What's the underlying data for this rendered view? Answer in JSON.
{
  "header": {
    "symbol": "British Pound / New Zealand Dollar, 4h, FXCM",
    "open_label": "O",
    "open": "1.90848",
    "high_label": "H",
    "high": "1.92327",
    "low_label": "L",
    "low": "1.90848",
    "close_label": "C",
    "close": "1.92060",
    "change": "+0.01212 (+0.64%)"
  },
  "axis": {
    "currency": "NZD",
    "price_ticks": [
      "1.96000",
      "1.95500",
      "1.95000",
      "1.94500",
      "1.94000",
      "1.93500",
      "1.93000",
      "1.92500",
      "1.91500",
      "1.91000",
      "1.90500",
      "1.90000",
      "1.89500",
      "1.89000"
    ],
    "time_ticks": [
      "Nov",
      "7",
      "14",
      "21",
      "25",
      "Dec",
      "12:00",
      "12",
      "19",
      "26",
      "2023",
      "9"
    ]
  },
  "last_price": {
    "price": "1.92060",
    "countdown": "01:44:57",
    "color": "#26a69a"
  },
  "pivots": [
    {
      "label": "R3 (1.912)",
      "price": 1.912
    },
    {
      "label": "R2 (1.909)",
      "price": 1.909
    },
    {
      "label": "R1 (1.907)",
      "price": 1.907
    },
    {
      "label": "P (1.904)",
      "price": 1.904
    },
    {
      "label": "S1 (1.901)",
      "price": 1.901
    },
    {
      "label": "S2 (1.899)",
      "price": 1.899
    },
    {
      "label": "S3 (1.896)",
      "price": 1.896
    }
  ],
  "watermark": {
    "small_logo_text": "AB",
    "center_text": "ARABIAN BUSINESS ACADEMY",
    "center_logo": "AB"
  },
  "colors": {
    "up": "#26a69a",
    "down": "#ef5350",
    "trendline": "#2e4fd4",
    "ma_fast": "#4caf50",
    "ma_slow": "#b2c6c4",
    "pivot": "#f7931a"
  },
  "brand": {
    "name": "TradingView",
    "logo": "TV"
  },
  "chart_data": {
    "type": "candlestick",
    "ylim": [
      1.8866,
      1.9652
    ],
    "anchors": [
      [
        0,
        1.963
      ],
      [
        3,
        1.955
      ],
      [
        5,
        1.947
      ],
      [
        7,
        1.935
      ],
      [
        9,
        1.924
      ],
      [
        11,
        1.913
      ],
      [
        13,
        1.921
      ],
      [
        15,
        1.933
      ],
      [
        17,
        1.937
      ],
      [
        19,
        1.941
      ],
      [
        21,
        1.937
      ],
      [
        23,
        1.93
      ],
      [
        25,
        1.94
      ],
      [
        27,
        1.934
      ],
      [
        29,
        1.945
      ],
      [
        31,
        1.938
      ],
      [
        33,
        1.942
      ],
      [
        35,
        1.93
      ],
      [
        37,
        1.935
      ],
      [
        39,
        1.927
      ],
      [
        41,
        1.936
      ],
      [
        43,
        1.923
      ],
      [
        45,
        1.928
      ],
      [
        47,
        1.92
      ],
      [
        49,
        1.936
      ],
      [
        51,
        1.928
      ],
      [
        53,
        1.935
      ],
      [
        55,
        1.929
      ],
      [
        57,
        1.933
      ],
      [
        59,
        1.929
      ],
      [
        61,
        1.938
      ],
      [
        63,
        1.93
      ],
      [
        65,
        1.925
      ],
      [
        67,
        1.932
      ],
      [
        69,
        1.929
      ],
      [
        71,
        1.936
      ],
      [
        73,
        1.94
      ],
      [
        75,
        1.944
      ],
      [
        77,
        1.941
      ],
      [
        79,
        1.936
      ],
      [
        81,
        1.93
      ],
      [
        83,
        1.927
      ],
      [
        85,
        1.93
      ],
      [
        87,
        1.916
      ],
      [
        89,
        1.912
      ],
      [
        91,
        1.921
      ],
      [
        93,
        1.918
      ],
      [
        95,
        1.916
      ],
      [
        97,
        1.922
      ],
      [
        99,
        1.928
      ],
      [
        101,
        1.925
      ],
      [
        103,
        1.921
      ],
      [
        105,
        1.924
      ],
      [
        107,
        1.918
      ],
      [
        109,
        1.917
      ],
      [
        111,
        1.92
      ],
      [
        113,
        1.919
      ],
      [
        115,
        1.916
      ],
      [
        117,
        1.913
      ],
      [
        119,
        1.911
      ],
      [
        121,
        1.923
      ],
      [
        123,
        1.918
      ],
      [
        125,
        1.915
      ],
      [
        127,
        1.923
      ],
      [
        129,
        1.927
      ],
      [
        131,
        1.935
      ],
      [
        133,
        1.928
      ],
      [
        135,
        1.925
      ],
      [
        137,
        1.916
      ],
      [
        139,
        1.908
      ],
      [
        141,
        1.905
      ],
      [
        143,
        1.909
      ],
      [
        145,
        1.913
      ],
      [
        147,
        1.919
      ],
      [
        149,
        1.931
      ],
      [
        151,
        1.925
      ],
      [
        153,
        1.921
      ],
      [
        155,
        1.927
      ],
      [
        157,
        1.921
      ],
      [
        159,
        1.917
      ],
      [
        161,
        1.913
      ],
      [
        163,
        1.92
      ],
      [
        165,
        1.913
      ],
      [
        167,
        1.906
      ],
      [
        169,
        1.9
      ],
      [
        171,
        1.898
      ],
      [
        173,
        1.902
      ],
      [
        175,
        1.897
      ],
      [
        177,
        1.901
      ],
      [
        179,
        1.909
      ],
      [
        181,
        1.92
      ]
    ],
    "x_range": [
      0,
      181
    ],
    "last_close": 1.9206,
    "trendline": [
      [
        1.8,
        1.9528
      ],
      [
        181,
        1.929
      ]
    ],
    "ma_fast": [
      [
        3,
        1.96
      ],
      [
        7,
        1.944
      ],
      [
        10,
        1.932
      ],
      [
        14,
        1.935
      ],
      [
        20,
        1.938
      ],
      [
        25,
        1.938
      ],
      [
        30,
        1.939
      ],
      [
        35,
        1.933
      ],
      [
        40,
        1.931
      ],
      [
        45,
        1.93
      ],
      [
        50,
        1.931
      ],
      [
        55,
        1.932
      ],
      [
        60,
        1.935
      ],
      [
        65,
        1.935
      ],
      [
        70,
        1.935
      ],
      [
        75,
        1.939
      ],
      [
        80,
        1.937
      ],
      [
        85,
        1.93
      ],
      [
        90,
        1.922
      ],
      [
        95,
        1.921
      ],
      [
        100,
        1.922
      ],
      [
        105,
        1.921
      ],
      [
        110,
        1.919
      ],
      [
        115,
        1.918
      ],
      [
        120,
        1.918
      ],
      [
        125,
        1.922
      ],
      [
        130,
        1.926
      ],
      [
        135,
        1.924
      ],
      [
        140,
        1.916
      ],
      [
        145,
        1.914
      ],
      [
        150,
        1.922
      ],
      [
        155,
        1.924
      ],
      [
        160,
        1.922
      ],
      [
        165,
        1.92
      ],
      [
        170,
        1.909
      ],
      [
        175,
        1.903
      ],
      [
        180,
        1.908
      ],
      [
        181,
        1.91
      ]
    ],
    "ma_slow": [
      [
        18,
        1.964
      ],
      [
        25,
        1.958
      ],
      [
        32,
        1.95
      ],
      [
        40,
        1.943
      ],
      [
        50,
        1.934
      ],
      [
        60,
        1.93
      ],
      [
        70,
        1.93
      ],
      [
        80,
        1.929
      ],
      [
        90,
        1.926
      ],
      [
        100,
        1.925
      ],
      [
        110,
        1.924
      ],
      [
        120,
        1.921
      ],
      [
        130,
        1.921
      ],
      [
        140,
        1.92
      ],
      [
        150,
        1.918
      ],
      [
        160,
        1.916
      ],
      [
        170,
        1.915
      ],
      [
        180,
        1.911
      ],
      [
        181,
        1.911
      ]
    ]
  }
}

» Problem description: Transcribe all lines as written.

» Solved exercise:
What's the underlying data for this rendered view? Answer in JSON.
{
  "header": {
    "symbol": "British Pound / New Zealand Dollar, 4h, FXCM",
    "open_label": "O",
    "open": "1.90848",
    "high_label": "H",
    "high": "1.92327",
    "low_label": "L",
    "low": "1.90848",
    "close_label": "C",
    "close": "1.92060",
    "change": "+0.01212 (+0.64%)"
  },
  "axis": {
    "currency": "NZD",
    "price_ticks": [
      "1.96000",
      "1.95500",
      "1.95000",
      "1.94500",
      "1.94000",
      "1.93500",
      "1.93000",
      "1.92500",
      "1.91500",
      "1.91000",
      "1.90500",
      "1.90000",
      "1.89500",
      "1.89000"
    ],
    "time_ticks": [
      "Nov",
      "7",
      "14",
      "21",
      "25",
      "Dec",
      "12:00",
      "12",
      "19",
      "26",
      "2023",
      "9"
    ]
  },
  "last_price": {
    "price": "1.92060",
    "countdown": "01:44:57",
    "color": "#26a69a"
  },
  "pivots": [
    {
      "label": "R3 (1.912)",
      "price": 1.912
    },
    {
      "label": "R2 (1.909)",
      "price": 1.909
    },
    {
      "label": "R1 (1.907)",
      "price": 1.907
    },
    {
      "label": "P (1.904)",
      "price": 1.904
    },
    {
      "label": "S1 (1.901)",
      "price": 1.901
    },
    {
      "label": "S2 (1.899)",
      "price": 1.899
    },
    {
      "label": "S3 (1.896)",
      "price": 1.896
    }
  ],
  "watermark": {
    "small_logo_text": "AB",
    "center_text": "ARABIAN BUSINESS ACADEMY",
    "center_logo": "AB"
  },
  "colors": {
    "up": "#26a69a",
    "down": "#ef5350",
    "trendline": "#2e4fd4",
    "ma_fast": "#4caf50",
    "ma_slow": "#b2c6c4",
    "pivot": "#f7931a"
  },
  "brand": {
    "name": "TradingView",
    "logo": "TV"
  },
  "chart_data": {
    "type": "candlestick",
    "ylim": [
      1.8866,
      1.9652
    ],
    "anchors": [
      [
        0,
        1.963
      ],
      [
        3,
        1.955
      ],
      [
        5,
        1.947
      ],
      [
        7,
        1.935
      ],
      [
        9,
        1.924
      ],
      [
        11,
        1.913
      ],
      [
        13,
        1.921
      ],
      [
        15,
        1.933
      ],
      [
        17,
        1.937
      ],
      [
        19,
        1.941
      ],
      [
        21,
        1.937
      ],
      [
        23,
        1.93
      ],
      [
        25,
        1.94
      ],
      [
        27,
        1.934
      ],
      [
        29,
        1.945
      ],
      [
        31,
        1.938
      ],
      [
        33,
        1.942
      ],
      [
        35,
        1.93
      ],
      [
        37,
        1.935
      ],
      [
        39,
        1.927
      ],
      [
        41,
        1.936
      ],
      [
        43,
        1.923
      ],
      [
        45,
        1.928
      ],
      [
        47,
        1.92
      ],
      [
        49,
        1.936
      ],
      [
        51,
        1.928
      ],
      [
        53,
        1.935
      ],
      [
        55,
        1.929
      ],
      [
        57,
        1.933
      ],
      [
        59,
        1.929
      ],
      [
        61,
        1.938
      ],
      [
        63,
        1.93
      ],
      [
        65,
        1.925
      ],
      [
        67,
        1.932
      ],
      [
        69,
        1.929
      ],
      [
        71,
        1.936
      ],
      [
        73,
        1.94
      ],
      [
        75,
        1.944
      ],
      [
        77,
        1.941
      ],
      [
        79,
        1.936
      ],
      [
        81,
        1.93
      ],
      [
        83,
        1.927
      ],
      [
        85,
        1.93
      ],
      [
        87,
        1.916
      ],
      [
        89,
        1.912
      ],
      [
        91,
        1.921
      ],
      [
        93,
        1.918
      ],
      [
        95,
        1.916
      ],
      [
        97,
        1.922
      ],
      [
        99,
        1.928
      ],
      [
        101,
        1.925
      ],
      [
        103,
        1.921
      ],
      [
        105,
        1.924
      ],
      [
        107,
        1.918
      ],
      [
        109,
        1.917
      ],
      [
        111,
        1.92
      ],
      [
        113,
        1.919
      ],
      [
        115,
        1.916
      ],
      [
        117,
        1.913
      ],
      [
        119,
        1.911
      ],
      [
        121,
        1.923
      ],
      [
        123,
        1.918
      ],
      [
        125,
        1.915
      ],
      [
        127,
        1.923
      ],
      [
        129,
        1.927
      ],
      [
        131,
        1.935
      ],
      [
        133,
        1.928
      ],
      [
        135,
        1.925
      ],
      [
        137,
        1.916
      ],
      [
        139,
        1.908
      ],
      [
        141,
        1.905
      ],
      [
        143,
        1.909
      ],
      [
        145,
        1.913
      ],
      [
        147,
        1.919
      ],
      [
        149,
        1.931
      ],
      [
        151,
        1.925
      ],
      [
        153,
        1.921
      ],
      [
        155,
        1.927
      ],
      [
        157,
        1.921
      ],
      [
        159,
        1.917
      ],
      [
        161,
        1.913
      ],
      [
        163,
        1.92
      ],
      [
        165,
        1.913
      ],
      [
        167,
        1.906
      ],
      [
        169,
        1.9
      ],
      [
        171,
        1.898
      ],
      [
        173,
        1.902
      ],
      [
        175,
        1.897
      ],
      [
        177,
        1.901
      ],
      [
        179,
        1.909
      ],
      [
        181,
        1.92
      ]
    ],
    "x_range": [
      0,
      181
    ],
    "last_close": 1.9206,
    "trendline": [
      [
        1.8,
        1.9528
      ],
      [
        181,
        1.929
      ]
    ],
    "ma_fast": [
      [
        3,
        1.96
      ],
      [
        7,
        1.944
      ],
      [
        10,
        1.932
      ],
      [
        14,
        1.935
      ],
      [
        20,
        1.938
      ],
      [
        25,
        1.938
      ],
      [
        30,
        1.939
      ],
      [
        35,
        1.933
      ],
      [
        40,
        1.931
      ],
      [
        45,
        1.93
      ],
      [
        50,
        1.931
      ],
      [
        55,
        1.932
      ],
      [
        60,
        1.935
      ],
      [
        65,
        1.935
      ],
      [
        70,
        1.935
      ],
      [
        75,
        1.939
      ],
      [
        80,
        1.937
      ],
      [
        85,
        1.93
      ],
      [
        90,
        1.922
      ],
      [
        95,
        1.921
      ],
      [
        100,
        1.922
      ],
      [
        105,
        1.921
      ],
      [
        110,
        1.919
      ],
      [
        115,
        1.918
      ],
      [
        120,
        1.918
      ],
      [
        125,
        1.922
      ],
      [
        130,
        1.926
      ],
      [
        135,
        1.924
      ],
      [
        140,
        1.916
      ],
      [
        145,
        1.914
      ],
      [
        150,
        1.922
      ],
      [
        155,
        1.924
      ],
      [
        160,
        1.922
      ],
      [
        165,
        1.92
      ],
      [
        170,
        1.909
      ],
      [
        175,
        1.903
      ],
      [
        180,
        1.908
      ],
      [
        181,
        1.91
      ]
    ],
    "ma_slow": [
      [
        18,
        1.964
      ],
      [
        25,
        1.958
      ],
      [
        32,
        1.95
      ],
      [
        40,
        1.943
      ],
      [
        50,
        1.934
      ],
      [
        60,
        1.93
      ],
      [
        70,
        1.93
      ],
      [
        80,
        1.929
      ],
      [
        90,
        1.926
      ],
      [
        100,
        1.925
      ],
      [
        110,
        1.924
      ],
      [
        120,
        1.921
      ],
      [
        130,
        1.921
      ],
      [
        140,
        1.92
      ],
      [
        150,
        1.918
      ],
      [
        160,
        1.916
      ],
      [
        170,
        1.915
      ],
      [
        180,
        1.911
      ],
      [
        181,
        1.911
      ]
    ]
  }
}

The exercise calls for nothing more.